- _Objective_: Which lines contain the word "того"? Return each of them as written.

- _Records_:
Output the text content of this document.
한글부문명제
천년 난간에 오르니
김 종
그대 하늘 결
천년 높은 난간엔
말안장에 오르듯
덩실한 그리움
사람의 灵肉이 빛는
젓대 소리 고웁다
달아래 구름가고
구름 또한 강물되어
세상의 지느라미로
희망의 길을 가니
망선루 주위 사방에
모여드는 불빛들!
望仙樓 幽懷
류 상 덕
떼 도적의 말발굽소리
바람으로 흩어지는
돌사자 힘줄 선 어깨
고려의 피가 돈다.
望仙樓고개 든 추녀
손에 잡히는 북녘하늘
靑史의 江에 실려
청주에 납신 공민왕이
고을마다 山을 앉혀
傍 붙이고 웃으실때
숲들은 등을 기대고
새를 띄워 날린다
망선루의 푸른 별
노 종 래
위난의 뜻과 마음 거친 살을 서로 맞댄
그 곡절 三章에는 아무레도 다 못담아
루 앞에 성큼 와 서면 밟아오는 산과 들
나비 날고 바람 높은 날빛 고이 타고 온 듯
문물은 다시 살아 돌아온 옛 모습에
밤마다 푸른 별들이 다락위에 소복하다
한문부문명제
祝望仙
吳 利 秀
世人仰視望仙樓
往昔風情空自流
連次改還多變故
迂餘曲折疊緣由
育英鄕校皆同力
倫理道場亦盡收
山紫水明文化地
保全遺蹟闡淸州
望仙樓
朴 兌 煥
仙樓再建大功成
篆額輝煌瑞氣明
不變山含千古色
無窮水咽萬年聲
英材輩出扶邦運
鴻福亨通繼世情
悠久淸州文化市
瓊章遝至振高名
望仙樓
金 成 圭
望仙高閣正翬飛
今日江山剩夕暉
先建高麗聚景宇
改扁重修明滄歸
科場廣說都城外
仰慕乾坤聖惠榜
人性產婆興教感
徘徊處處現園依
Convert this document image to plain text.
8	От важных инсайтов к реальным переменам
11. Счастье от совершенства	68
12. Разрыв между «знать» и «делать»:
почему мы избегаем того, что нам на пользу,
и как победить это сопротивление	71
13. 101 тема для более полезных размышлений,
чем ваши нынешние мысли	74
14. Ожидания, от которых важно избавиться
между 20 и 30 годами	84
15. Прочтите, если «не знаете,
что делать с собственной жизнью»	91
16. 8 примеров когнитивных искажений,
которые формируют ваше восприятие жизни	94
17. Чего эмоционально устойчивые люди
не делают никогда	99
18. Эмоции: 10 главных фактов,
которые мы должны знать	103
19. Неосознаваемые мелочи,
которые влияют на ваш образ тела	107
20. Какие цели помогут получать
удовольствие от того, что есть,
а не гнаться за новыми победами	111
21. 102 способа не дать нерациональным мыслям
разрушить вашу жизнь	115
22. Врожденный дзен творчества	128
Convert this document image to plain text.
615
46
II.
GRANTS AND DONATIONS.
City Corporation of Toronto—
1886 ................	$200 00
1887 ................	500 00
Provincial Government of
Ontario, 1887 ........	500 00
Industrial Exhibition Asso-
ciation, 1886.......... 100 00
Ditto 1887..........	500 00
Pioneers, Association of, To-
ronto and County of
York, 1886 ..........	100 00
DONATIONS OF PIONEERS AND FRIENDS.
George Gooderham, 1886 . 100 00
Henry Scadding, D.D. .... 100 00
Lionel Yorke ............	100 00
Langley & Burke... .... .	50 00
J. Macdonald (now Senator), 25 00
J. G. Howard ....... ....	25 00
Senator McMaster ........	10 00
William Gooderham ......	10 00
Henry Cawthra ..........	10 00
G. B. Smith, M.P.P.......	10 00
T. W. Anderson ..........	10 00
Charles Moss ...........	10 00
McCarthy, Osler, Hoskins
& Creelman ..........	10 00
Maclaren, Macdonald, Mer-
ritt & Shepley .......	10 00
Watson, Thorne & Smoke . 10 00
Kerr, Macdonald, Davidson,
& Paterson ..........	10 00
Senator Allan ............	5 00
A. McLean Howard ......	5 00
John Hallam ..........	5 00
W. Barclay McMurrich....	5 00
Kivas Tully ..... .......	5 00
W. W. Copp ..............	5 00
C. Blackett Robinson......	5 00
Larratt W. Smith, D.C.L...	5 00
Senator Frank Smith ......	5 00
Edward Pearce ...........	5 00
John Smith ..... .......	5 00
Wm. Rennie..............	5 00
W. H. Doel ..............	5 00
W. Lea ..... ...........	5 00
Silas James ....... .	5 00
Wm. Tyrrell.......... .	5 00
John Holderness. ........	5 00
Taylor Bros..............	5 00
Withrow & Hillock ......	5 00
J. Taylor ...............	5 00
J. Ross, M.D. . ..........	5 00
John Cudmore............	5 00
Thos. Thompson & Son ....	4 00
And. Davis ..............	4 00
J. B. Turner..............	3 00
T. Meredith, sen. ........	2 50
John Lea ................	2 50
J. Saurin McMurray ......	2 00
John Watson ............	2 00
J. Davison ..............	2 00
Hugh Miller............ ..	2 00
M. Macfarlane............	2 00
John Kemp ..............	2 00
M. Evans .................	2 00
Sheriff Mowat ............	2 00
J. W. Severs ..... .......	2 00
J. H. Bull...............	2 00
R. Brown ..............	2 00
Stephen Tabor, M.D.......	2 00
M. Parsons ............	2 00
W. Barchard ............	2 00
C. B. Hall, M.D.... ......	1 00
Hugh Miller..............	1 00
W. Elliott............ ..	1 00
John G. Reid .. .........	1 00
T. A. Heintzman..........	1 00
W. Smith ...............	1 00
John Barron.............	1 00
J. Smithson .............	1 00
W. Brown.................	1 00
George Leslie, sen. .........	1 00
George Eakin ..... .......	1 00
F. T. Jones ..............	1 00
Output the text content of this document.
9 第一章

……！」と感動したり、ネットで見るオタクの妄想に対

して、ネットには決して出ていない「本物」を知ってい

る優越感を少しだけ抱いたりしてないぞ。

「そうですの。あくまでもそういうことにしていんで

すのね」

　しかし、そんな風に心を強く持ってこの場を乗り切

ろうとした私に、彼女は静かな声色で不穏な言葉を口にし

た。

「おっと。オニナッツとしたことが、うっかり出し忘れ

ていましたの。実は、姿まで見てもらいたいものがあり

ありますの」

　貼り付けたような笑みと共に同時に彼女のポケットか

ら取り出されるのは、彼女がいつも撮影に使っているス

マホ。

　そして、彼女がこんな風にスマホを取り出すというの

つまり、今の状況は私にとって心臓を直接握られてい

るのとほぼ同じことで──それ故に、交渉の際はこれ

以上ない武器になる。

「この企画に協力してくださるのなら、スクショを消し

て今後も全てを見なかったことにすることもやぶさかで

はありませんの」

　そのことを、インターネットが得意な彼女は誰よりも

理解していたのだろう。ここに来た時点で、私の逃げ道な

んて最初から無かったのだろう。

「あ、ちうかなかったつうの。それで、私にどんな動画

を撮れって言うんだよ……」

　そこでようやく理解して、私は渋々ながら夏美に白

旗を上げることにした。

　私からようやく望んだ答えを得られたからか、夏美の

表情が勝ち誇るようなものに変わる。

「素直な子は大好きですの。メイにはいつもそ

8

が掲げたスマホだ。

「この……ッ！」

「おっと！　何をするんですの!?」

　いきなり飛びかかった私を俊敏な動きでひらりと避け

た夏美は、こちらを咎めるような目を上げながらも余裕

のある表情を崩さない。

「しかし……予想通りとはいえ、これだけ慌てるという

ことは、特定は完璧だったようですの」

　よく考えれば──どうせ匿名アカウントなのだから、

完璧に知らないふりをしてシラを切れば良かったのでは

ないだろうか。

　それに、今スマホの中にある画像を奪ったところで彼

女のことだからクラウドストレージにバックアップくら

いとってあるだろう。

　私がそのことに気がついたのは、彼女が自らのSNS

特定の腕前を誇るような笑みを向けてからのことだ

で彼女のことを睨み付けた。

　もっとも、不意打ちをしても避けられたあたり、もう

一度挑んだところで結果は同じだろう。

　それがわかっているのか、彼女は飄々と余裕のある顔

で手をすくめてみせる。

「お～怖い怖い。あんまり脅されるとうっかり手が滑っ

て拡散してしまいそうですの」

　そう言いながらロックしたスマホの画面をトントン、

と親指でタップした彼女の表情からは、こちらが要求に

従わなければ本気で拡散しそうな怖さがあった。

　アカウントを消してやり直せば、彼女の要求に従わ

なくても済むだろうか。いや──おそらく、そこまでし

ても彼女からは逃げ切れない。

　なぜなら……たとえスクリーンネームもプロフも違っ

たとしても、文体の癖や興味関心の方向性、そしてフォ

- _Completed exercise_:
почему мы избегаем того, что нам на пользу,
удовольствие от того, что есть,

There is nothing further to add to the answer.